THE EXERCISE -> Please output every line of the material as it stands, without the pictures.

+ + +

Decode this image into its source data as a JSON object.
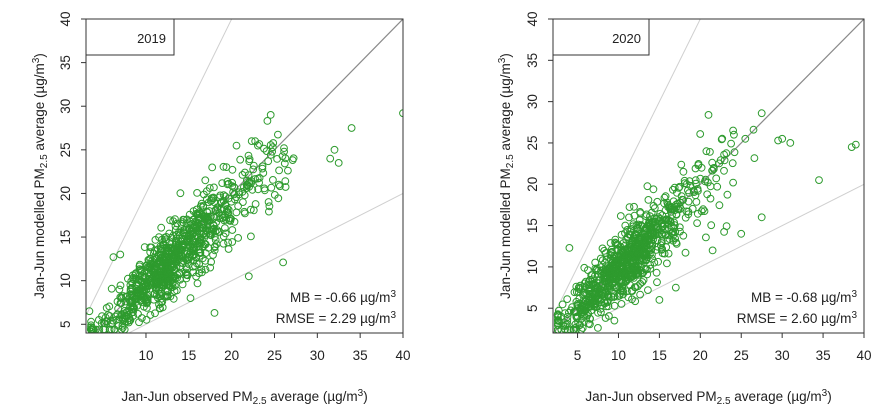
{
  "chart_data": [
    {
      "type": "scatter",
      "title": "2019",
      "xlabel": {
        "pre": "Jan-Jun observed PM",
        "sub": "2.5",
        "post": " average (µg/m",
        "sup": "3",
        "end": ")"
      },
      "ylabel": {
        "pre": "Jan-Jun modelled PM",
        "sub": "2.5",
        "post": " average (µg/m",
        "sup": "3",
        "end": ")"
      },
      "xlim": [
        3,
        40
      ],
      "ylim": [
        4,
        40
      ],
      "xticks": [
        "10",
        "15",
        "20",
        "25",
        "30",
        "35",
        "40"
      ],
      "xtick_values": [
        10,
        15,
        20,
        25,
        30,
        35,
        40
      ],
      "yticks": [
        "5",
        "10",
        "15",
        "20",
        "25",
        "30",
        "35",
        "40"
      ],
      "ytick_values": [
        5,
        10,
        15,
        20,
        25,
        30,
        35,
        40
      ],
      "reference_lines": {
        "one_to_one": 1,
        "factor_of_two": [
          2,
          0.5
        ]
      },
      "point_color": "#2e9b2e",
      "line_color_main": "#8a8a8a",
      "line_color_ref": "#cfcfcf",
      "stats": {
        "mb": {
          "pre": "MB = -0.66 µg/m",
          "sup": "3"
        },
        "rmse": {
          "pre": "RMSE = 2.29 µg/m",
          "sup": "3"
        }
      },
      "model": {
        "n": 900,
        "seed": 11,
        "center": 12.5,
        "spread": 3.3,
        "slope": 0.95,
        "noise": 1.6
      },
      "x": [
        34.0,
        40.0,
        31.5,
        32.5,
        32.0,
        24.8,
        26.0,
        22.0,
        17.5,
        18.0,
        7.0,
        6.2,
        16.0,
        25.5,
        15.2,
        8.0,
        4.5,
        3.4
      ],
      "y": [
        27.5,
        29.2,
        24.0,
        23.5,
        25.0,
        25.3,
        12.1,
        10.5,
        11.5,
        6.3,
        13.0,
        12.7,
        17.6,
        21.0,
        8.0,
        5.2,
        5.5,
        6.5
      ]
    },
    {
      "type": "scatter",
      "title": "2020",
      "xlabel": {
        "pre": "Jan-Jun observed PM",
        "sub": "2.5",
        "post": " average (µg/m",
        "sup": "3",
        "end": ")"
      },
      "ylabel": {
        "pre": "Jan-Jun modelled PM",
        "sub": "2.5",
        "post": " average (µg/m",
        "sup": "3",
        "end": ")"
      },
      "xlim": [
        2,
        40
      ],
      "ylim": [
        2,
        40
      ],
      "xticks": [
        "5",
        "10",
        "15",
        "20",
        "25",
        "30",
        "35",
        "40"
      ],
      "xtick_values": [
        5,
        10,
        15,
        20,
        25,
        30,
        35,
        40
      ],
      "yticks": [
        "5",
        "10",
        "15",
        "20",
        "25",
        "30",
        "35",
        "40"
      ],
      "ytick_values": [
        5,
        10,
        15,
        20,
        25,
        30,
        35,
        40
      ],
      "reference_lines": {
        "one_to_one": 1,
        "factor_of_two": [
          2,
          0.5
        ]
      },
      "point_color": "#2e9b2e",
      "line_color_main": "#8a8a8a",
      "line_color_ref": "#cfcfcf",
      "stats": {
        "mb": {
          "pre": "MB = -0.68 µg/m",
          "sup": "3"
        },
        "rmse": {
          "pre": "RMSE = 2.60 µg/m",
          "sup": "3"
        }
      },
      "model": {
        "n": 900,
        "seed": 29,
        "center": 10.5,
        "spread": 3.4,
        "slope": 0.96,
        "noise": 1.7
      },
      "x": [
        21.0,
        27.5,
        26.5,
        25.5,
        38.5,
        39.0,
        34.5,
        31.0,
        30.0,
        29.5,
        27.5,
        25.0,
        21.5,
        15.0,
        17.0,
        4.0,
        3.0,
        2.6,
        9.5
      ],
      "y": [
        28.4,
        28.6,
        26.6,
        25.5,
        24.5,
        24.8,
        20.5,
        25.0,
        25.5,
        25.3,
        16.0,
        14.0,
        12.0,
        6.0,
        7.5,
        12.3,
        4.0,
        3.2,
        3.5
      ]
    }
  ]
}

+ + +

FINISHED EXERCISE ->
Decode this image into its source data as a JSON object.
{
  "chart_data": [
    {
      "type": "scatter",
      "title": "2019",
      "xlabel": {
        "pre": "Jan-Jun observed PM",
        "sub": "2.5",
        "post": " average (µg/m",
        "sup": "3",
        "end": ")"
      },
      "ylabel": {
        "pre": "Jan-Jun modelled PM",
        "sub": "2.5",
        "post": " average (µg/m",
        "sup": "3",
        "end": ")"
      },
      "xlim": [
        3,
        40
      ],
      "ylim": [
        4,
        40
      ],
      "xticks": [
        "10",
        "15",
        "20",
        "25",
        "30",
        "35",
        "40"
      ],
      "xtick_values": [
        10,
        15,
        20,
        25,
        30,
        35,
        40
      ],
      "yticks": [
        "5",
        "10",
        "15",
        "20",
        "25",
        "30",
        "35",
        "40"
      ],
      "ytick_values": [
        5,
        10,
        15,
        20,
        25,
        30,
        35,
        40
      ],
      "reference_lines": {
        "one_to_one": 1,
        "factor_of_two": [
          2,
          0.5
        ]
      },
      "point_color": "#2e9b2e",
      "line_color_main": "#8a8a8a",
      "line_color_ref": "#cfcfcf",
      "stats": {
        "mb": {
          "pre": "MB = -0.66 µg/m",
          "sup": "3"
        },
        "rmse": {
          "pre": "RMSE = 2.29 µg/m",
          "sup": "3"
        }
      },
      "model": {
        "n": 900,
        "seed": 11,
        "center": 12.5,
        "spread": 3.3,
        "slope": 0.95,
        "noise": 1.6
      },
      "x": [
        34.0,
        40.0,
        31.5,
        32.5,
        32.0,
        24.8,
        26.0,
        22.0,
        17.5,
        18.0,
        7.0,
        6.2,
        16.0,
        25.5,
        15.2,
        8.0,
        4.5,
        3.4
      ],
      "y": [
        27.5,
        29.2,
        24.0,
        23.5,
        25.0,
        25.3,
        12.1,
        10.5,
        11.5,
        6.3,
        13.0,
        12.7,
        17.6,
        21.0,
        8.0,
        5.2,
        5.5,
        6.5
      ]
    },
    {
      "type": "scatter",
      "title": "2020",
      "xlabel": {
        "pre": "Jan-Jun observed PM",
        "sub": "2.5",
        "post": " average (µg/m",
        "sup": "3",
        "end": ")"
      },
      "ylabel": {
        "pre": "Jan-Jun modelled PM",
        "sub": "2.5",
        "post": " average (µg/m",
        "sup": "3",
        "end": ")"
      },
      "xlim": [
        2,
        40
      ],
      "ylim": [
        2,
        40
      ],
      "xticks": [
        "5",
        "10",
        "15",
        "20",
        "25",
        "30",
        "35",
        "40"
      ],
      "xtick_values": [
        5,
        10,
        15,
        20,
        25,
        30,
        35,
        40
      ],
      "yticks": [
        "5",
        "10",
        "15",
        "20",
        "25",
        "30",
        "35",
        "40"
      ],
      "ytick_values": [
        5,
        10,
        15,
        20,
        25,
        30,
        35,
        40
      ],
      "reference_lines": {
        "one_to_one": 1,
        "factor_of_two": [
          2,
          0.5
        ]
      },
      "point_color": "#2e9b2e",
      "line_color_main": "#8a8a8a",
      "line_color_ref": "#cfcfcf",
      "stats": {
        "mb": {
          "pre": "MB = -0.68 µg/m",
          "sup": "3"
        },
        "rmse": {
          "pre": "RMSE = 2.60 µg/m",
          "sup": "3"
        }
      },
      "model": {
        "n": 900,
        "seed": 29,
        "center": 10.5,
        "spread": 3.4,
        "slope": 0.96,
        "noise": 1.7
      },
      "x": [
        21.0,
        27.5,
        26.5,
        25.5,
        38.5,
        39.0,
        34.5,
        31.0,
        30.0,
        29.5,
        27.5,
        25.0,
        21.5,
        15.0,
        17.0,
        4.0,
        3.0,
        2.6,
        9.5
      ],
      "y": [
        28.4,
        28.6,
        26.6,
        25.5,
        24.5,
        24.8,
        20.5,
        25.0,
        25.5,
        25.3,
        16.0,
        14.0,
        12.0,
        6.0,
        7.5,
        12.3,
        4.0,
        3.2,
        3.5
      ]
    }
  ]
}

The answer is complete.